* What needs to be done *
Scan the records below for the word "SYSTEM" and give only the number of lines that hold it.

(Data entries for graphics)
*-*-*
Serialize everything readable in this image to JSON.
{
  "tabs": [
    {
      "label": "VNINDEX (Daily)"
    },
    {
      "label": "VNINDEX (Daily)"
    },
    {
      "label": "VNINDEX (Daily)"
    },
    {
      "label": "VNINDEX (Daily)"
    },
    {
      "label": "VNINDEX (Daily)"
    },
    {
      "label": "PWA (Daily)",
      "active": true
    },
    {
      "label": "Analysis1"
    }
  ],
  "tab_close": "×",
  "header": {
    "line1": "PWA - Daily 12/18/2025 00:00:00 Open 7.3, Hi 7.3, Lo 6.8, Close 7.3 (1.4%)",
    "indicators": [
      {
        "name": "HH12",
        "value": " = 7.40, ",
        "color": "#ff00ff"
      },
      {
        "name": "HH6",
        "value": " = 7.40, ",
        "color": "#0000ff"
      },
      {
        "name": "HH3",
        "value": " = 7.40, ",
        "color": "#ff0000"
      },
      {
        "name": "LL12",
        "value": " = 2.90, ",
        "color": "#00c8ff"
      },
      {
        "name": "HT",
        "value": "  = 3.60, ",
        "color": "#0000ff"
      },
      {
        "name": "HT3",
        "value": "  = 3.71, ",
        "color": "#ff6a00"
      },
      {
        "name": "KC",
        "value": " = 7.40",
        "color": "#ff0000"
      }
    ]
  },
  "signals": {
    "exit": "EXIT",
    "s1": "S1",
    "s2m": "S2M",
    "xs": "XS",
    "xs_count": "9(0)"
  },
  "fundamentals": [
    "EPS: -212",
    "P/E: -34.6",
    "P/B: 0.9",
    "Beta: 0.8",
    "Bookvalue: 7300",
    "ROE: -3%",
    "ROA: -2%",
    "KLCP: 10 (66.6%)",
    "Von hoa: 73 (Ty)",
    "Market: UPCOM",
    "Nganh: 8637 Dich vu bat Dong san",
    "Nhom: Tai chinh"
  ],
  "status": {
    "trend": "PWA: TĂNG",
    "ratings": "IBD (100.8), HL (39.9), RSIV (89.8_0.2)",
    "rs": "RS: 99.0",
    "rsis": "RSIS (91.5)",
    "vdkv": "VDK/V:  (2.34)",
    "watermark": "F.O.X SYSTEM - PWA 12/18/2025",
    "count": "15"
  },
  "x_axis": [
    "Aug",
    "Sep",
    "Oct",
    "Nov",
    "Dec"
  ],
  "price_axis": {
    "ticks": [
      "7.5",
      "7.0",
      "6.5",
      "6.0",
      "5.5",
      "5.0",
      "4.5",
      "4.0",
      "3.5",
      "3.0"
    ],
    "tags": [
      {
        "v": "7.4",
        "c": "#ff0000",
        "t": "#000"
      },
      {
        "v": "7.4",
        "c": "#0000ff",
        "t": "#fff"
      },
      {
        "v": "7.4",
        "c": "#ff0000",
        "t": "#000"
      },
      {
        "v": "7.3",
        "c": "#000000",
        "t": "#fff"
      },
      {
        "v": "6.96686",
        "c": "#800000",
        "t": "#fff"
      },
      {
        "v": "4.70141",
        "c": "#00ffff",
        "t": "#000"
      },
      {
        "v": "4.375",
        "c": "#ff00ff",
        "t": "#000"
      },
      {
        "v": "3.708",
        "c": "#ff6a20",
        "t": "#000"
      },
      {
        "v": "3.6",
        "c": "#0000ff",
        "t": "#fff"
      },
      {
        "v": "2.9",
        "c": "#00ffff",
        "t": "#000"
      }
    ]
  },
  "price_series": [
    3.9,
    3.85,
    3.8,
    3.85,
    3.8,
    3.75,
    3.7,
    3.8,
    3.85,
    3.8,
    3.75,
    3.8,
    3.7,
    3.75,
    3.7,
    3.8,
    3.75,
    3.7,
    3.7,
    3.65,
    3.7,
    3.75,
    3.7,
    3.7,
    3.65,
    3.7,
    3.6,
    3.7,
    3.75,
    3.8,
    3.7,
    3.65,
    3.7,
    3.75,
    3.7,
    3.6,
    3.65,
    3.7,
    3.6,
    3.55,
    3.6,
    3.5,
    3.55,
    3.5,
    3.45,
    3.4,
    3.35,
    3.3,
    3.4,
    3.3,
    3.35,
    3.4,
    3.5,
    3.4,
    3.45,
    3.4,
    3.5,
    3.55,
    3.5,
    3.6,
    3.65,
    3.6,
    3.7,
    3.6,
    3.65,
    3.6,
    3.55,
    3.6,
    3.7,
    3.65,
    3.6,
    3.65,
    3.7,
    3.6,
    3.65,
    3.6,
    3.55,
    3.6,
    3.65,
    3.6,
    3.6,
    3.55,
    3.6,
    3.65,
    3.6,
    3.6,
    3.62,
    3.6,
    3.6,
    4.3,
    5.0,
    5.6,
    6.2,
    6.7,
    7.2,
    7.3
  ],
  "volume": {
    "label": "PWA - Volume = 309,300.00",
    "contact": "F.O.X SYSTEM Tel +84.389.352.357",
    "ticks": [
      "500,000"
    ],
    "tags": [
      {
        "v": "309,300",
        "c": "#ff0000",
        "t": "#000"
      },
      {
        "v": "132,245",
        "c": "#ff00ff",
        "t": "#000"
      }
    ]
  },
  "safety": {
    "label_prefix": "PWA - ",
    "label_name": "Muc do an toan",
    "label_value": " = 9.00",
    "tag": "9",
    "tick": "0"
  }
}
*-*-*
* Finished task *
2